[START OF Dataset extract]

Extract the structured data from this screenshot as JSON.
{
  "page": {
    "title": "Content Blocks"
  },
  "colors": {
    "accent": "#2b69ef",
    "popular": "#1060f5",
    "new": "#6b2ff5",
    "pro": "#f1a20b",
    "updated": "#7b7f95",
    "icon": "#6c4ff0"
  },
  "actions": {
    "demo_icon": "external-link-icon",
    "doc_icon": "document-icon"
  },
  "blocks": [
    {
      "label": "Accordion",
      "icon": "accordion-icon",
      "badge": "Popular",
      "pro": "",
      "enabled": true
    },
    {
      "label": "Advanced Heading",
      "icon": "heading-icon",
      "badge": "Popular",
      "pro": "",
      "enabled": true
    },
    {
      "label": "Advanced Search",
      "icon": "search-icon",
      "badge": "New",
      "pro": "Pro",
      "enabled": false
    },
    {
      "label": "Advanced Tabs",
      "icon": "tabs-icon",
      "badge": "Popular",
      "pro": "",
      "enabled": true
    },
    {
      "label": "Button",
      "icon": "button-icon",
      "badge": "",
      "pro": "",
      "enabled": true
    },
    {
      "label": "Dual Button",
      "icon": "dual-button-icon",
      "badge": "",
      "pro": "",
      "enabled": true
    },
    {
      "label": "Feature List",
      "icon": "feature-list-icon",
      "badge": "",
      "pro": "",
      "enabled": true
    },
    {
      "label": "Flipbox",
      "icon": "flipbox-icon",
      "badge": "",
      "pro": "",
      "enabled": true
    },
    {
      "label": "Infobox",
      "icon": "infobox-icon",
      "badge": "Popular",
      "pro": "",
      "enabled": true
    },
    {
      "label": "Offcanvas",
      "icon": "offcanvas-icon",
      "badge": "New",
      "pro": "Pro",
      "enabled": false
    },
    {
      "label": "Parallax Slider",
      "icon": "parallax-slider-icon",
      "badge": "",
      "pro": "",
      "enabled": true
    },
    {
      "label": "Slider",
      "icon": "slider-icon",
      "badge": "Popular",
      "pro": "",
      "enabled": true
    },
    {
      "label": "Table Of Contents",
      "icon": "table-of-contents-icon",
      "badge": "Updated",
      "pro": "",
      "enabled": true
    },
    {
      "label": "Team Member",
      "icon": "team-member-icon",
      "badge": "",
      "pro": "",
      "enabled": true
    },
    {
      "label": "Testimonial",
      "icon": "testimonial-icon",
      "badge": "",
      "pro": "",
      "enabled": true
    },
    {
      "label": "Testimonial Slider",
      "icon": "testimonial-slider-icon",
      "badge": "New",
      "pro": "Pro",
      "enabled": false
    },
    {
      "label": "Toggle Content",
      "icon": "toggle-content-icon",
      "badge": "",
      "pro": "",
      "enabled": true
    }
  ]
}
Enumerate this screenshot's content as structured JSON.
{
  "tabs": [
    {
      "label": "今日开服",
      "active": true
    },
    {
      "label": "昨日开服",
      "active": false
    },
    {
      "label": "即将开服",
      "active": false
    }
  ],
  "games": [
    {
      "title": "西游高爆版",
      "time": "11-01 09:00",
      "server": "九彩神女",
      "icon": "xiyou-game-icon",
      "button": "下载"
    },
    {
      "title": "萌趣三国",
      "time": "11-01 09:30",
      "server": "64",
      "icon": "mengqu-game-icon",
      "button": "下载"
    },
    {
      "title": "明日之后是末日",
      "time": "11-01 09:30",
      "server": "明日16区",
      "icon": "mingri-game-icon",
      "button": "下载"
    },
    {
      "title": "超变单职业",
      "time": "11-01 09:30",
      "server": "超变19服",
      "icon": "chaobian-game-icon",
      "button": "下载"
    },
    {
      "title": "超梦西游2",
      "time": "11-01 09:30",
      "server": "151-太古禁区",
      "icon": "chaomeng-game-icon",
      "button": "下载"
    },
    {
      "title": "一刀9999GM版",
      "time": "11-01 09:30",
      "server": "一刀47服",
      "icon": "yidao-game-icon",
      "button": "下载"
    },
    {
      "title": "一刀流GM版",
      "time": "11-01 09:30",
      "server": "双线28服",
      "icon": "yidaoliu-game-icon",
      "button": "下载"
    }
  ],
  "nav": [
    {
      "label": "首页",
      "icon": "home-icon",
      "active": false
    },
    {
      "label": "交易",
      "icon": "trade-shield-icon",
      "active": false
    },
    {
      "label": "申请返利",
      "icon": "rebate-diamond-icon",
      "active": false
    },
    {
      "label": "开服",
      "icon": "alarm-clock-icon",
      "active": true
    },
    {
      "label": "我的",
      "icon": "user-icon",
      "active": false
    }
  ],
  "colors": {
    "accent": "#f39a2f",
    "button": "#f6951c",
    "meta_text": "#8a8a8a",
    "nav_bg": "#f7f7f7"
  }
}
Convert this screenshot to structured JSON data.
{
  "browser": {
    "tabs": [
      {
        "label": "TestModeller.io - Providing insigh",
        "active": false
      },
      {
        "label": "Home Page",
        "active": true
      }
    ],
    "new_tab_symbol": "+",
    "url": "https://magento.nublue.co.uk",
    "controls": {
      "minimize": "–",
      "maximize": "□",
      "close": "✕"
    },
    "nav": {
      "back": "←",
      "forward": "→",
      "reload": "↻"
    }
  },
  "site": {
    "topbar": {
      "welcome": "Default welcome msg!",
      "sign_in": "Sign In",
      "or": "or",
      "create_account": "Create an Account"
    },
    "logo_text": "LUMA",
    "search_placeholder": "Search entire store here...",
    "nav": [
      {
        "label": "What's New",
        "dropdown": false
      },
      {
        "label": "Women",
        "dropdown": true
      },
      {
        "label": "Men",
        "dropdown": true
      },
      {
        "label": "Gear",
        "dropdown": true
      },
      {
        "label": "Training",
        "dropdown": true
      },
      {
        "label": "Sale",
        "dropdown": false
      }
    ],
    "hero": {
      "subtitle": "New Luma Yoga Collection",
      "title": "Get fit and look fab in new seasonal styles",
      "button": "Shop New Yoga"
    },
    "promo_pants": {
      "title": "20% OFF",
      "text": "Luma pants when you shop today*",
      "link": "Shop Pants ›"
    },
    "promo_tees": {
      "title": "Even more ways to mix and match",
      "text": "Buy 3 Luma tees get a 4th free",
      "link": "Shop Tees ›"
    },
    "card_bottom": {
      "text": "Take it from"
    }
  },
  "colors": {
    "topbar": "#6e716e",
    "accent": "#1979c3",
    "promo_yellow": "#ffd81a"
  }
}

[END OF Dataset extract]
[START OF Dataset extract]

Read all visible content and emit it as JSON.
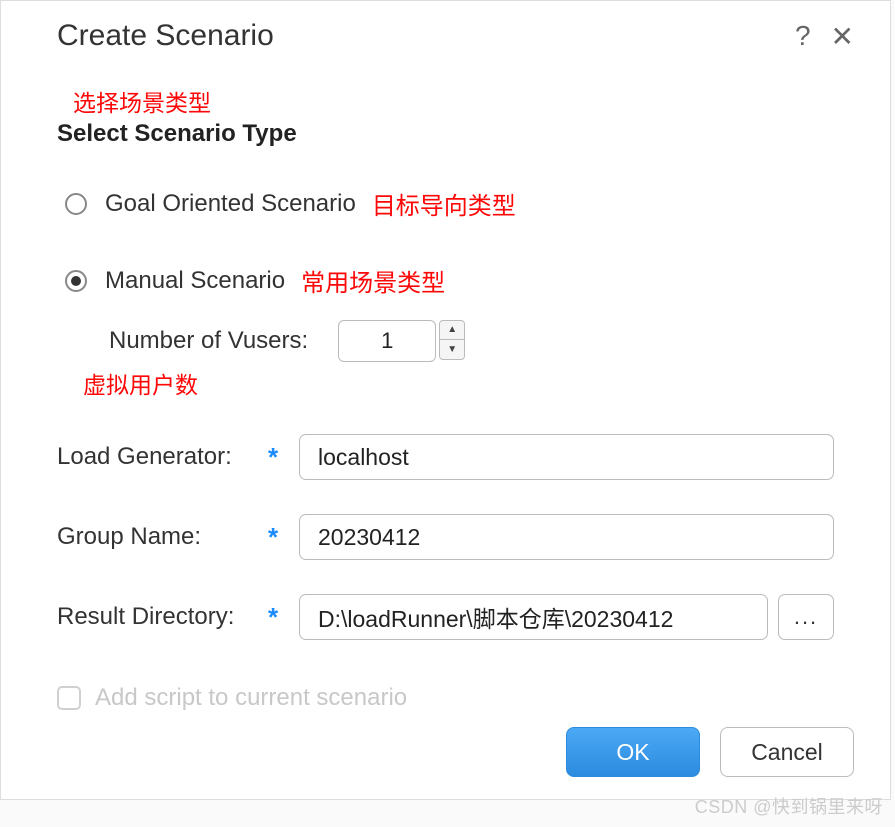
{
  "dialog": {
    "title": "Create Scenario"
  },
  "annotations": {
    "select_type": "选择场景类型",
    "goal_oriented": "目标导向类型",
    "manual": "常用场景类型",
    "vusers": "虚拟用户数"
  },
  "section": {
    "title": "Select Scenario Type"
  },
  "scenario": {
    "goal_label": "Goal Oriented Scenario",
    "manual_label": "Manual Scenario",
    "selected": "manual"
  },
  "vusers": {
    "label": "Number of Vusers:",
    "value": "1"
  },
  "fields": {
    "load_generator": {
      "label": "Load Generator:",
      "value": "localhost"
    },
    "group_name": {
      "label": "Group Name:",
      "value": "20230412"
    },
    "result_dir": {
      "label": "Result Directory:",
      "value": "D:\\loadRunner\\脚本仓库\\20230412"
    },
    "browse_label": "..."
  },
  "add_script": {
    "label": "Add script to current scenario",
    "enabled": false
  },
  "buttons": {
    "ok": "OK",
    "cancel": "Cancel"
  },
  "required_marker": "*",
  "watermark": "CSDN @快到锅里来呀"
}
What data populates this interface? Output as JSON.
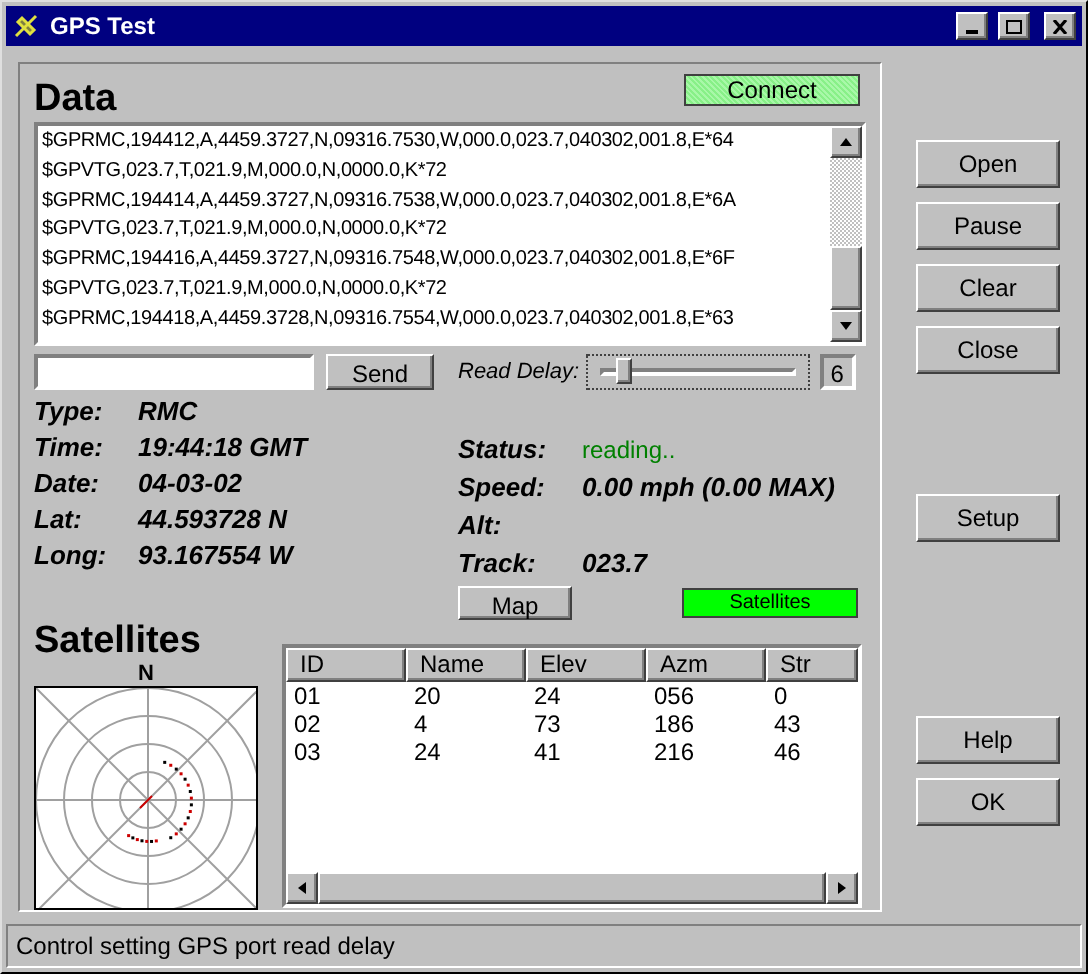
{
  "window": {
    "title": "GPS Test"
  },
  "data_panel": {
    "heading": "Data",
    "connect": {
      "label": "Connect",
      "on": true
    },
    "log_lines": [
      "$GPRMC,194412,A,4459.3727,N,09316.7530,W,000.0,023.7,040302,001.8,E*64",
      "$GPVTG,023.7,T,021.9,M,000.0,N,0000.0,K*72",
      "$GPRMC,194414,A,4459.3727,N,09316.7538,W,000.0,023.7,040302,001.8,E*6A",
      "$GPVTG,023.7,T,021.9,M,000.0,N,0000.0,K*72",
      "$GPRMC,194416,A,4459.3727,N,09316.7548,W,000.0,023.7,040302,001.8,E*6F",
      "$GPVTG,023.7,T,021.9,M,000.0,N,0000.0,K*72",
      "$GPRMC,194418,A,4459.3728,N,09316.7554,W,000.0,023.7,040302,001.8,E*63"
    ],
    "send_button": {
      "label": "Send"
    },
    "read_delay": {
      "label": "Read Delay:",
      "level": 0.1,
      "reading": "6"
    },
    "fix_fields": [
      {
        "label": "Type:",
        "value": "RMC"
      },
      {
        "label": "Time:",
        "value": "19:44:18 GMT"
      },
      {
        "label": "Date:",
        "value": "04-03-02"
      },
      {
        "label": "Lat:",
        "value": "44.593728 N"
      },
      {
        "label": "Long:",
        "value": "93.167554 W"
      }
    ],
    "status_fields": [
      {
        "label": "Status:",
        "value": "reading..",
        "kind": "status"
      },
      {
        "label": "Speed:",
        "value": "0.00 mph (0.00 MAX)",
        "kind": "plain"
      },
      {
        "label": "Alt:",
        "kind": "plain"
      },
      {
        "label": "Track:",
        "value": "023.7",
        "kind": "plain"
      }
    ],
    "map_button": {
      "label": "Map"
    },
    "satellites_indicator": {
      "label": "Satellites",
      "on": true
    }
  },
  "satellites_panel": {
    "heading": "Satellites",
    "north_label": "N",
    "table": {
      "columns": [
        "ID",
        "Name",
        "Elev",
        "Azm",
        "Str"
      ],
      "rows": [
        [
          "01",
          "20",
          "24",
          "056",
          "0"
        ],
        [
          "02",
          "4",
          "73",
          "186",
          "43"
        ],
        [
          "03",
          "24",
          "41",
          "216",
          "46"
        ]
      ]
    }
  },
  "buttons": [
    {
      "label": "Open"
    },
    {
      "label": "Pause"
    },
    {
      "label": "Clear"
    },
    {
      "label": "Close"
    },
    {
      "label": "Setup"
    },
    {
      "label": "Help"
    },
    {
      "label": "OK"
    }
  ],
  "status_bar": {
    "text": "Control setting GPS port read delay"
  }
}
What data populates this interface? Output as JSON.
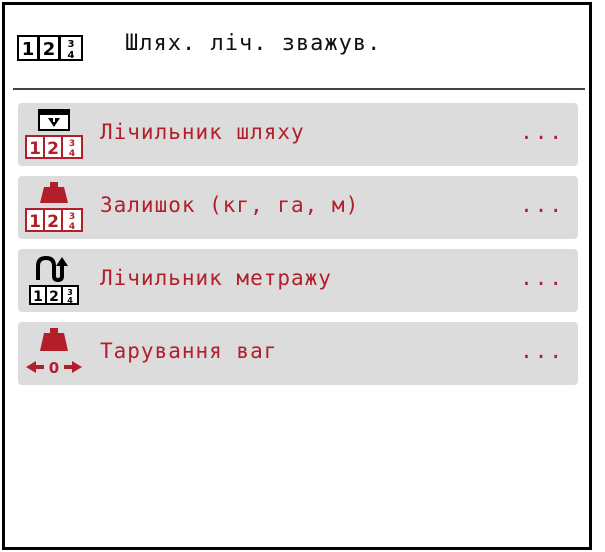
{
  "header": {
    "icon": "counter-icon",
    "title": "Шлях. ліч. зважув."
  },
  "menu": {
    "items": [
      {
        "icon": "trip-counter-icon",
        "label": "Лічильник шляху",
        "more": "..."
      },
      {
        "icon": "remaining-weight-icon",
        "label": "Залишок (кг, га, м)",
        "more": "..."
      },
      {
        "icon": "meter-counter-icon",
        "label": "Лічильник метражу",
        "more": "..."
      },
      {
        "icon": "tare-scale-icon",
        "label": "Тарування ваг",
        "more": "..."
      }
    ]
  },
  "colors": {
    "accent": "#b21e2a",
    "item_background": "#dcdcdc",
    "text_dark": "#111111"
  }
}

[END OF Dataset extract]

Determine how many lines above contain "server" as a word or string. Give the number alone.

7